What you are asked to do —
Copy each line of the data below exactly, leaving out pictures.
--- Start Provided records ---
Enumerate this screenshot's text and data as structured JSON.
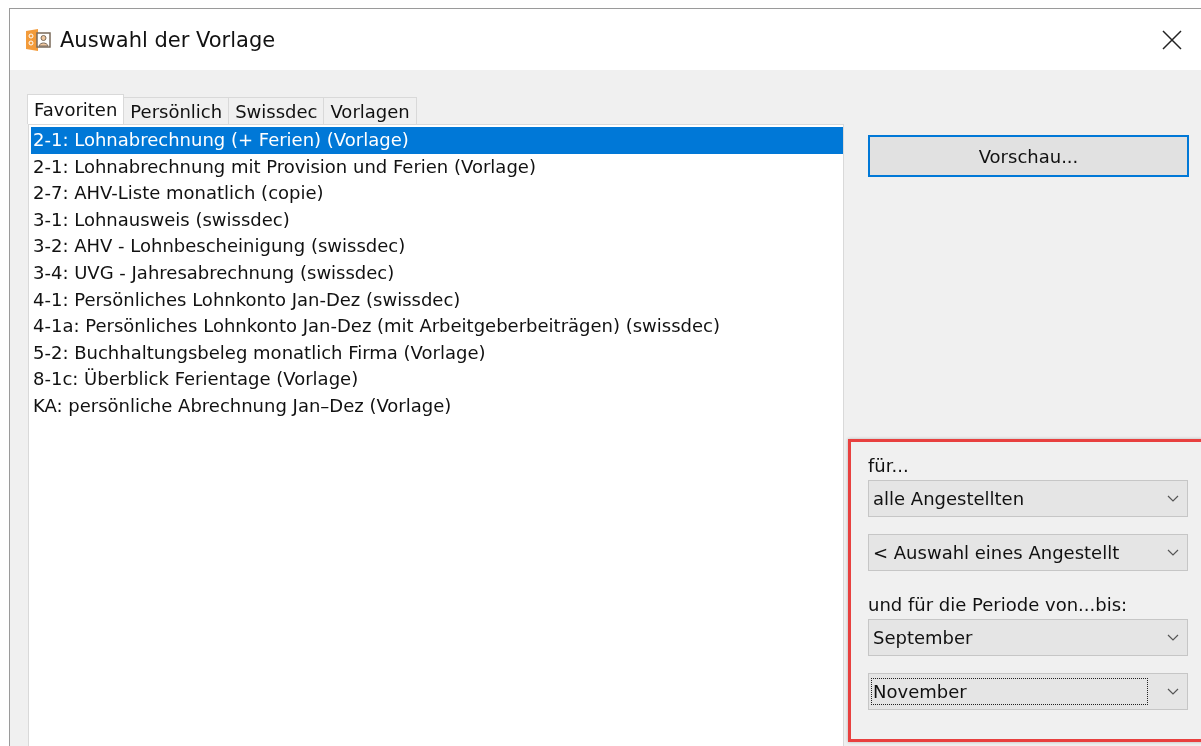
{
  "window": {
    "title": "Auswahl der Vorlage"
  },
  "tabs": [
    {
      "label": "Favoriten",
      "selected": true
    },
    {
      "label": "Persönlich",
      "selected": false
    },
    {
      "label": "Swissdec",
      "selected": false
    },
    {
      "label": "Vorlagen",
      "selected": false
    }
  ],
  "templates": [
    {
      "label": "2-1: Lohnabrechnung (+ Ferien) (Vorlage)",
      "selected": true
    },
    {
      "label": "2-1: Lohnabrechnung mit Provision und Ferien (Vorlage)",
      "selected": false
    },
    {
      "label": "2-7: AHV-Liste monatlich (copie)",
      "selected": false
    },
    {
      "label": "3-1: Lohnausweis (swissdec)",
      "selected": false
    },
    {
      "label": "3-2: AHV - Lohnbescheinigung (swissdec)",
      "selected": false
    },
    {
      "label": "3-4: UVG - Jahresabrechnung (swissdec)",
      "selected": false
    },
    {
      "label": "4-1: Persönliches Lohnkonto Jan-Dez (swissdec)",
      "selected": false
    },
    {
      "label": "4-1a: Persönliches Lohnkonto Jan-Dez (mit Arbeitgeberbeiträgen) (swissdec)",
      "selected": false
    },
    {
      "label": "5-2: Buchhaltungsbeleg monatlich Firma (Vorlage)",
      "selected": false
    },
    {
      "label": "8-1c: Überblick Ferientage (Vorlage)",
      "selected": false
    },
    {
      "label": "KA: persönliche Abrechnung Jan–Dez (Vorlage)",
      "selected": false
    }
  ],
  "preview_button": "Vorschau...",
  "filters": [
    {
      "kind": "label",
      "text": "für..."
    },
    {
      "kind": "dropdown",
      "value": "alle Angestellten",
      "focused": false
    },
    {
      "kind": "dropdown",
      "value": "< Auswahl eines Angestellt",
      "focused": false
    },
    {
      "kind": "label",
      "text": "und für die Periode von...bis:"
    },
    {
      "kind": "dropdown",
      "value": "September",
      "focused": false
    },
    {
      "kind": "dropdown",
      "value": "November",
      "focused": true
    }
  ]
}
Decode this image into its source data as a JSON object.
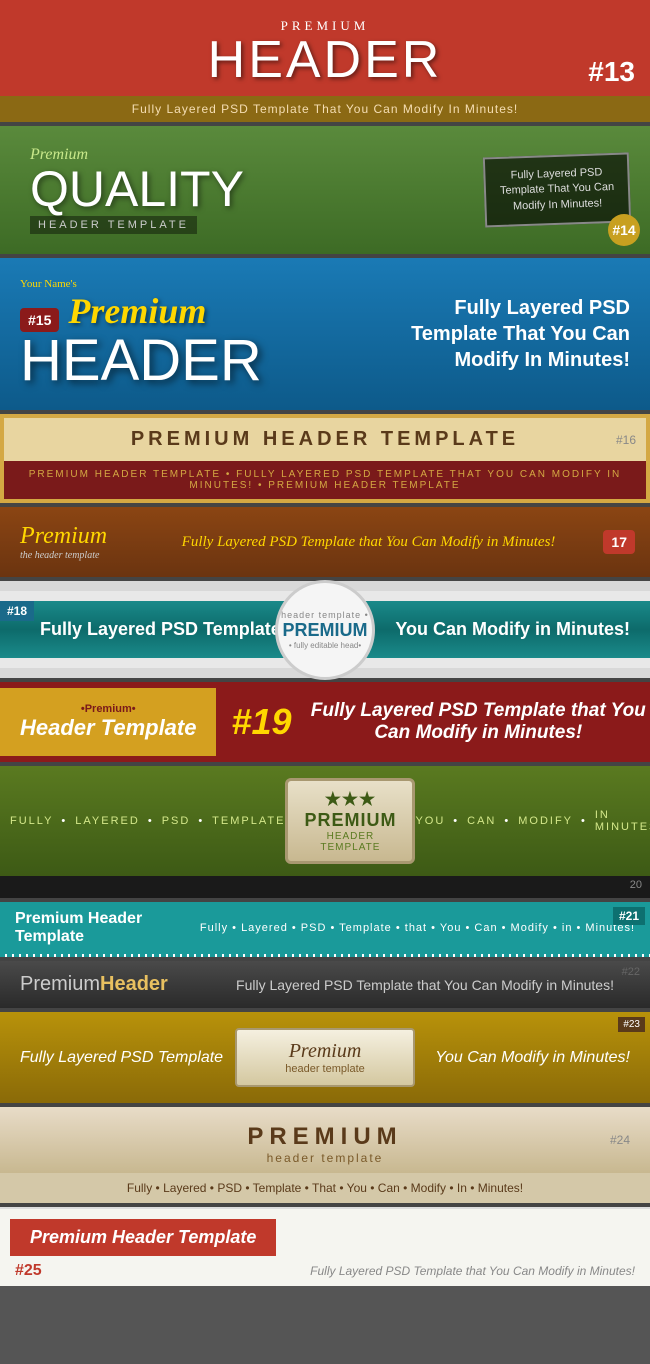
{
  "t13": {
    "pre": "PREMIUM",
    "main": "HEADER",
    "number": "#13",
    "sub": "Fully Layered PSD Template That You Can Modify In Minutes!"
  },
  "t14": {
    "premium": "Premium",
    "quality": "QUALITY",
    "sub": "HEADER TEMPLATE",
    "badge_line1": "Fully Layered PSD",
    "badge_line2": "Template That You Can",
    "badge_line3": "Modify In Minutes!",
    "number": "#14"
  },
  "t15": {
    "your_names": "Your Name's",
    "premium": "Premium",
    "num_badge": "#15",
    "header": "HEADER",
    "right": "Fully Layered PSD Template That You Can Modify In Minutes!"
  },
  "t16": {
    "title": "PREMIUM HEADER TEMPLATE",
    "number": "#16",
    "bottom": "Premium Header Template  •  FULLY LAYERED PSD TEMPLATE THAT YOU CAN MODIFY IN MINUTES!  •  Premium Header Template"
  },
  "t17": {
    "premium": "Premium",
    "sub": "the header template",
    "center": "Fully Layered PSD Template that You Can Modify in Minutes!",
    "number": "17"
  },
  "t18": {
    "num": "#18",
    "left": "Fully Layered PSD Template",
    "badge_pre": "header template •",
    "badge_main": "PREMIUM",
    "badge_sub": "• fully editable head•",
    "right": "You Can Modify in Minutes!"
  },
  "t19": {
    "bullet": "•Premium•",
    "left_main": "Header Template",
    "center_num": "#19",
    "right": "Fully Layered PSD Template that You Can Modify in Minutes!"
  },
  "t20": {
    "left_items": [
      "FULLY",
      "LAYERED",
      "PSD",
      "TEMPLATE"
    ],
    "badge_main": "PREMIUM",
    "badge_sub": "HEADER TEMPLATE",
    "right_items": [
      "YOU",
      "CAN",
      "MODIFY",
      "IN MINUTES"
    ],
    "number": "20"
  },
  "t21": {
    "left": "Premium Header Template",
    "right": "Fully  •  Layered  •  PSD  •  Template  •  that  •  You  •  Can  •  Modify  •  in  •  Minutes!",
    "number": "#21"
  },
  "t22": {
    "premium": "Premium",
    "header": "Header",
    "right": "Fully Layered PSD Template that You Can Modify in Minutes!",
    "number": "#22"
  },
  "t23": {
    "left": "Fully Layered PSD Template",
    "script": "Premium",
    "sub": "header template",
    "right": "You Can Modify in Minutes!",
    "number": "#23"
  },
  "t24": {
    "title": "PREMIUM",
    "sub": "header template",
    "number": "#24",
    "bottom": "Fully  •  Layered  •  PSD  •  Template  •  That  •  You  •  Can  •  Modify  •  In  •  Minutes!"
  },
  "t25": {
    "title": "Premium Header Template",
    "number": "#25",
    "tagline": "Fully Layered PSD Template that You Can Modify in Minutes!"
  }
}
--- End Provided records ---
Answer below —
Enumerate this screenshot's text and data as structured JSON.
{
  "window": {
    "title": "Auswahl der Vorlage"
  },
  "tabs": [
    {
      "label": "Favoriten",
      "selected": true
    },
    {
      "label": "Persönlich",
      "selected": false
    },
    {
      "label": "Swissdec",
      "selected": false
    },
    {
      "label": "Vorlagen",
      "selected": false
    }
  ],
  "templates": [
    {
      "label": "2-1: Lohnabrechnung (+ Ferien) (Vorlage)",
      "selected": true
    },
    {
      "label": "2-1: Lohnabrechnung mit Provision und Ferien (Vorlage)",
      "selected": false
    },
    {
      "label": "2-7: AHV-Liste monatlich (copie)",
      "selected": false
    },
    {
      "label": "3-1: Lohnausweis (swissdec)",
      "selected": false
    },
    {
      "label": "3-2: AHV - Lohnbescheinigung (swissdec)",
      "selected": false
    },
    {
      "label": "3-4: UVG - Jahresabrechnung (swissdec)",
      "selected": false
    },
    {
      "label": "4-1: Persönliches Lohnkonto Jan-Dez (swissdec)",
      "selected": false
    },
    {
      "label": "4-1a: Persönliches Lohnkonto Jan-Dez (mit Arbeitgeberbeiträgen) (swissdec)",
      "selected": false
    },
    {
      "label": "5-2: Buchhaltungsbeleg monatlich Firma (Vorlage)",
      "selected": false
    },
    {
      "label": "8-1c: Überblick Ferientage (Vorlage)",
      "selected": false
    },
    {
      "label": "KA: persönliche Abrechnung Jan–Dez (Vorlage)",
      "selected": false
    }
  ],
  "preview_button": "Vorschau...",
  "filters": [
    {
      "kind": "label",
      "text": "für..."
    },
    {
      "kind": "dropdown",
      "value": "alle Angestellten",
      "focused": false
    },
    {
      "kind": "dropdown",
      "value": "< Auswahl eines Angestellt",
      "focused": false
    },
    {
      "kind": "label",
      "text": "und für die Periode von...bis:"
    },
    {
      "kind": "dropdown",
      "value": "September",
      "focused": false
    },
    {
      "kind": "dropdown",
      "value": "November",
      "focused": true
    }
  ]
}
Decode this image into its source data as a JSON object.
{
  "t13": {
    "pre": "PREMIUM",
    "main": "HEADER",
    "number": "#13",
    "sub": "Fully Layered PSD Template That You Can Modify In Minutes!"
  },
  "t14": {
    "premium": "Premium",
    "quality": "QUALITY",
    "sub": "HEADER TEMPLATE",
    "badge_line1": "Fully Layered PSD",
    "badge_line2": "Template That You Can",
    "badge_line3": "Modify In Minutes!",
    "number": "#14"
  },
  "t15": {
    "your_names": "Your Name's",
    "premium": "Premium",
    "num_badge": "#15",
    "header": "HEADER",
    "right": "Fully Layered PSD Template That You Can Modify In Minutes!"
  },
  "t16": {
    "title": "PREMIUM HEADER TEMPLATE",
    "number": "#16",
    "bottom": "Premium Header Template  •  FULLY LAYERED PSD TEMPLATE THAT YOU CAN MODIFY IN MINUTES!  •  Premium Header Template"
  },
  "t17": {
    "premium": "Premium",
    "sub": "the header template",
    "center": "Fully Layered PSD Template that You Can Modify in Minutes!",
    "number": "17"
  },
  "t18": {
    "num": "#18",
    "left": "Fully Layered PSD Template",
    "badge_pre": "header template •",
    "badge_main": "PREMIUM",
    "badge_sub": "• fully editable head•",
    "right": "You Can Modify in Minutes!"
  },
  "t19": {
    "bullet": "•Premium•",
    "left_main": "Header Template",
    "center_num": "#19",
    "right": "Fully Layered PSD Template that You Can Modify in Minutes!"
  },
  "t20": {
    "left_items": [
      "FULLY",
      "LAYERED",
      "PSD",
      "TEMPLATE"
    ],
    "badge_main": "PREMIUM",
    "badge_sub": "HEADER TEMPLATE",
    "right_items": [
      "YOU",
      "CAN",
      "MODIFY",
      "IN MINUTES"
    ],
    "number": "20"
  },
  "t21": {
    "left": "Premium Header Template",
    "right": "Fully  •  Layered  •  PSD  •  Template  •  that  •  You  •  Can  •  Modify  •  in  •  Minutes!",
    "number": "#21"
  },
  "t22": {
    "premium": "Premium",
    "header": "Header",
    "right": "Fully Layered PSD Template that You Can Modify in Minutes!",
    "number": "#22"
  },
  "t23": {
    "left": "Fully Layered PSD Template",
    "script": "Premium",
    "sub": "header template",
    "right": "You Can Modify in Minutes!",
    "number": "#23"
  },
  "t24": {
    "title": "PREMIUM",
    "sub": "header template",
    "number": "#24",
    "bottom": "Fully  •  Layered  •  PSD  •  Template  •  That  •  You  •  Can  •  Modify  •  In  •  Minutes!"
  },
  "t25": {
    "title": "Premium Header Template",
    "number": "#25",
    "tagline": "Fully Layered PSD Template that You Can Modify in Minutes!"
  }
}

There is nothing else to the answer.